━━━━━ Exercise material ━━━━━

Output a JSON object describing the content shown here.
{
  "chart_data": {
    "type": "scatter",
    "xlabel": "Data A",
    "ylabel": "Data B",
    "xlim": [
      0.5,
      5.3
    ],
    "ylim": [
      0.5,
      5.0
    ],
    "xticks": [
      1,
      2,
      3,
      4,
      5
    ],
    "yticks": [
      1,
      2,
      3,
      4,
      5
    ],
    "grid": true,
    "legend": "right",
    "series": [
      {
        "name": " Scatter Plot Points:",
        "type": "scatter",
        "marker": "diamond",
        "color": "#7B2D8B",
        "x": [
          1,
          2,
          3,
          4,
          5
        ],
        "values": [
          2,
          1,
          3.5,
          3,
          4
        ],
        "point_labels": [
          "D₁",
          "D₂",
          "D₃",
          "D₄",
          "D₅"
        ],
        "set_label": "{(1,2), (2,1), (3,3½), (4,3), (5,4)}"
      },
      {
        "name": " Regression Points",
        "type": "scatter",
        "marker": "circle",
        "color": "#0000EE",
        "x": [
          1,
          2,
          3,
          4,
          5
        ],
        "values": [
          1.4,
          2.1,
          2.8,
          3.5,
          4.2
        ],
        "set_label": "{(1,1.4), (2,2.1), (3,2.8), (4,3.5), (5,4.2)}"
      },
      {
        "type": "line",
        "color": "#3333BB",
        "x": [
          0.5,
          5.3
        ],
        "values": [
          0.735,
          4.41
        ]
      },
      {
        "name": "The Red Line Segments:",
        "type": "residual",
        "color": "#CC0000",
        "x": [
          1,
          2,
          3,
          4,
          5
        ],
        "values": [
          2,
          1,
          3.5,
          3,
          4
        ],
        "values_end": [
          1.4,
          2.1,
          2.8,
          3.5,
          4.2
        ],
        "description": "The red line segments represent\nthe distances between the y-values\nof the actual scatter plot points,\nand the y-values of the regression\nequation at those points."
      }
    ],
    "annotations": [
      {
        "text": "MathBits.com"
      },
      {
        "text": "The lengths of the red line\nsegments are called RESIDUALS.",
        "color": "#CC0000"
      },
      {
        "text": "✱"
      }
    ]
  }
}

━━━━━

* Task to carry out *
Going through the entries above, tally each line that has the word "name". Answer with the number only.

* Final result *
3